> _WHAT THIS TASK INVOLVES_
Find the lines of data that contain the string "고백하며", then list them.

___ PROVIDED DATA ___

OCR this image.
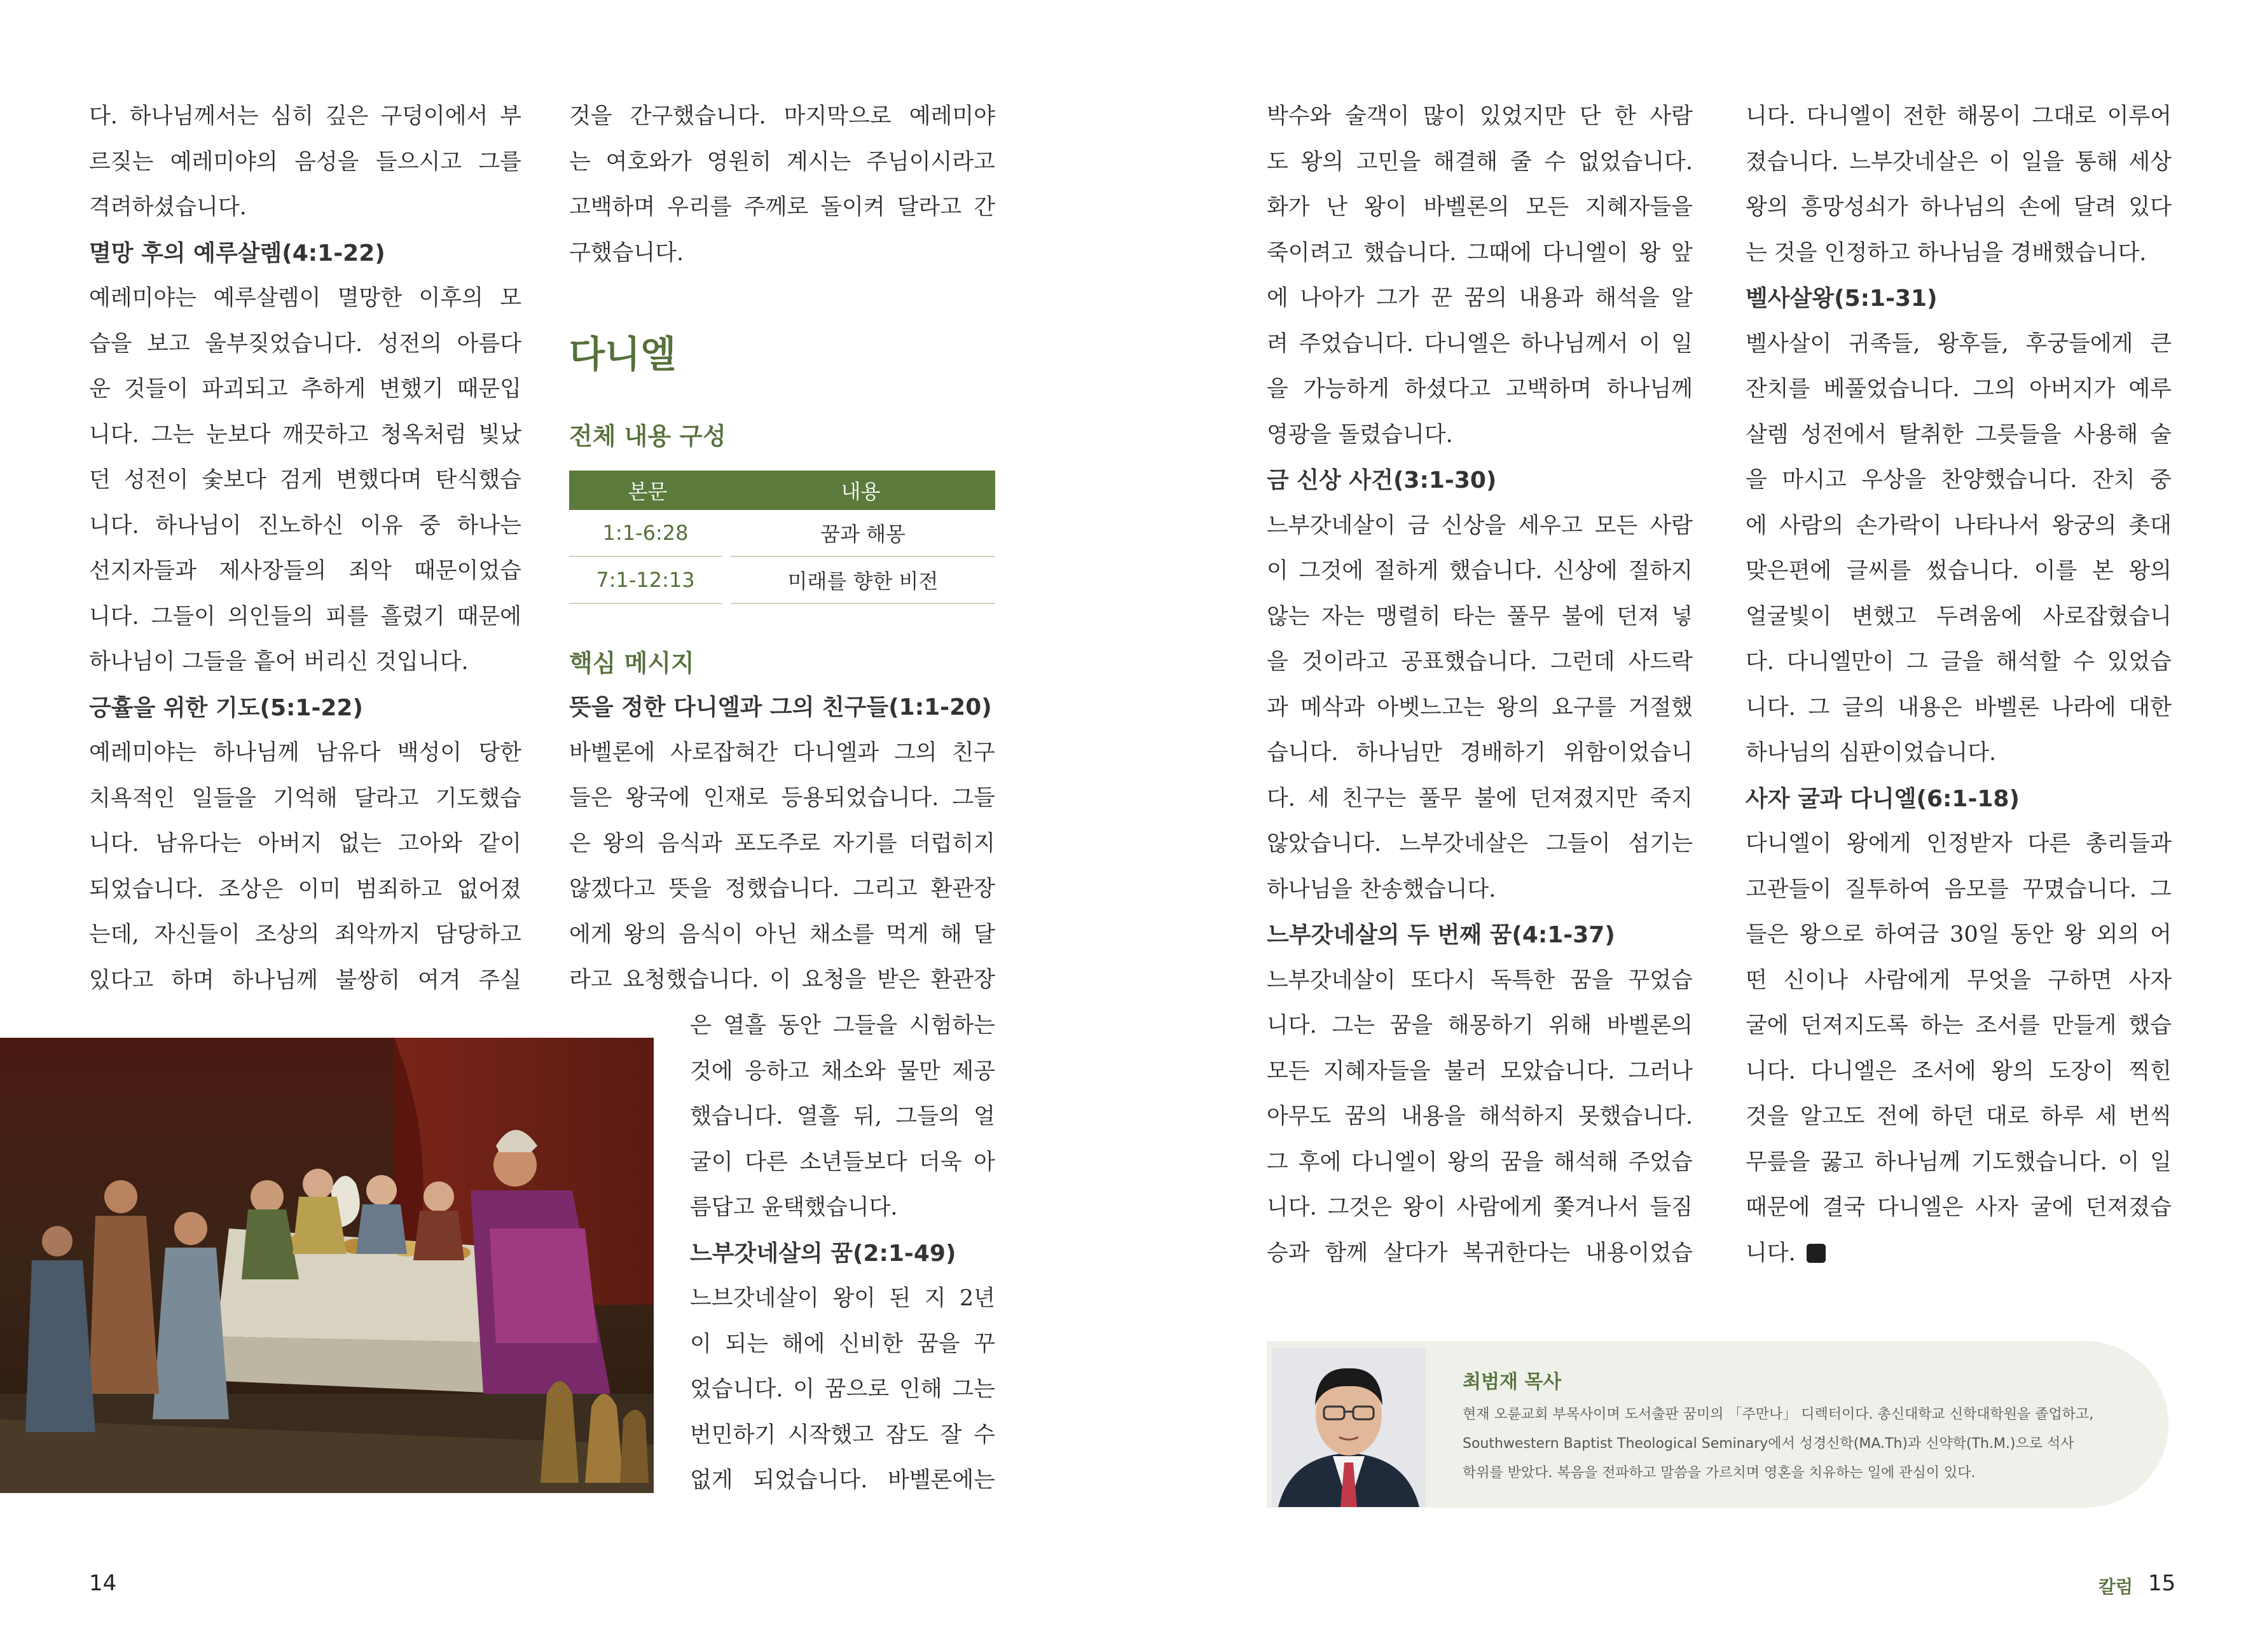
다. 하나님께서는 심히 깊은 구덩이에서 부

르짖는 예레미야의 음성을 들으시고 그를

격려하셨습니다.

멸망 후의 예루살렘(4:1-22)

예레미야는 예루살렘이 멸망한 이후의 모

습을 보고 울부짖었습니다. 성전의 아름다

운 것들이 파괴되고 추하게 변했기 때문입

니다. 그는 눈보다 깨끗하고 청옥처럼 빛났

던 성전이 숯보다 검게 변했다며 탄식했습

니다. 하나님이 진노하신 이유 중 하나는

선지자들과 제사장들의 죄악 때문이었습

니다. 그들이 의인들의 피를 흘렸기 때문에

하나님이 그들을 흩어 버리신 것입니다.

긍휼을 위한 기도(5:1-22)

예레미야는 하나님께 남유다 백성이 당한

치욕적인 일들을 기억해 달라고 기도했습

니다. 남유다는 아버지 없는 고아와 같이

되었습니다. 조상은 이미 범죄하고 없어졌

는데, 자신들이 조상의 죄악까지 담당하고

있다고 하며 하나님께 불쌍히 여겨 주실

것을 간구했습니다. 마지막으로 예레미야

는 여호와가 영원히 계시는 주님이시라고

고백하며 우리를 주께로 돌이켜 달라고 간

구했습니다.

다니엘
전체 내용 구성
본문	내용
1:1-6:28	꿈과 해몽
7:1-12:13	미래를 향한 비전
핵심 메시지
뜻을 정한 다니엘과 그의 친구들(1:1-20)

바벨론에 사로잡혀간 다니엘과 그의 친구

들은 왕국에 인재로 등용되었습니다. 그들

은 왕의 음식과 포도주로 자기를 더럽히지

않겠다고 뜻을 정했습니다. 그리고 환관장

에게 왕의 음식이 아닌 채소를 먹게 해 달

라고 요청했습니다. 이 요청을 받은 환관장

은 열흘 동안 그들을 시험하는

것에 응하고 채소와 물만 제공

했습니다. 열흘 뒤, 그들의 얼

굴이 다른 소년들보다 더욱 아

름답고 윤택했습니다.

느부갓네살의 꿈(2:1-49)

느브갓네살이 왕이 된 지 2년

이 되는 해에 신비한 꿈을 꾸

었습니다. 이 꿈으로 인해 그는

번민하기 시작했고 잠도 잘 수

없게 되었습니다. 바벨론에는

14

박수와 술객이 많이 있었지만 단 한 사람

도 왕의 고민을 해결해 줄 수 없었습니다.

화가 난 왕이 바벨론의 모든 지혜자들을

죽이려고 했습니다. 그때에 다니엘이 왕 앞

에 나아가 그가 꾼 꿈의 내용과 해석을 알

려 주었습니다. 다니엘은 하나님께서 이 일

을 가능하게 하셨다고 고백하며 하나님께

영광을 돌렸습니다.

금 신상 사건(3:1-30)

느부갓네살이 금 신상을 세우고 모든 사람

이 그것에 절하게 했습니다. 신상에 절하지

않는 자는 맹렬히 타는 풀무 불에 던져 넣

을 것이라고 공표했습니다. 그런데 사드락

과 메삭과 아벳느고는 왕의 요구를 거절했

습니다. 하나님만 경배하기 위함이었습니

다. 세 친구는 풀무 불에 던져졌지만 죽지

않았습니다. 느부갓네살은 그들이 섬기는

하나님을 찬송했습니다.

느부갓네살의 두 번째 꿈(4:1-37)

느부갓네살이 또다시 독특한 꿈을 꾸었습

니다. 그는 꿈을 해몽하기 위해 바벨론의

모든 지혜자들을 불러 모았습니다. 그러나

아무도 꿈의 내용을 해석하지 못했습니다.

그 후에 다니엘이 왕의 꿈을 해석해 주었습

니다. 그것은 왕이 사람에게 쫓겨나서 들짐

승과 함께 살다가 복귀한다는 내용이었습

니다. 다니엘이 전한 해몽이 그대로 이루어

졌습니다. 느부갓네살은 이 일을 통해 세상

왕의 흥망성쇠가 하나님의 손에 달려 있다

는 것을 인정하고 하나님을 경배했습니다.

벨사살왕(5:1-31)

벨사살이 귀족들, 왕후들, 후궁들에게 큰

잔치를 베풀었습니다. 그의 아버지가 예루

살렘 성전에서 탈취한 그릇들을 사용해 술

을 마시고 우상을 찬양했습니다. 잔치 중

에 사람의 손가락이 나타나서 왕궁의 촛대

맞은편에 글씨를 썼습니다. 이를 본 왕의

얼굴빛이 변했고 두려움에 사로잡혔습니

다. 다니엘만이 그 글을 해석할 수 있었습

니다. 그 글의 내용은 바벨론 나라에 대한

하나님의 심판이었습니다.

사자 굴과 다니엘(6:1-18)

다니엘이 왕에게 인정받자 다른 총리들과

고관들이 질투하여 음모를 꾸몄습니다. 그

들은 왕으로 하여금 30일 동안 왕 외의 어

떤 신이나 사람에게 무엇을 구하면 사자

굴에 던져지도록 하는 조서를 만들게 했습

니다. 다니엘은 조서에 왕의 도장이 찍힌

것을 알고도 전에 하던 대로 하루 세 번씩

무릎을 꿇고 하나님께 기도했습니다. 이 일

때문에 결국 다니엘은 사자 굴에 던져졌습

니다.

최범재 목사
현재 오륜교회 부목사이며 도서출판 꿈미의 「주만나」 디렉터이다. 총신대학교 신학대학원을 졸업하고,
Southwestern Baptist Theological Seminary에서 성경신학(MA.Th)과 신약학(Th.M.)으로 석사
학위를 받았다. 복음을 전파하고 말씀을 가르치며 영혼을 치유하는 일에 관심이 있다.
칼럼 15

___

> _THE RESPONSE_
고백하며 우리를 주께로 돌이켜 달라고 간
을 가능하게 하셨다고 고백하며 하나님께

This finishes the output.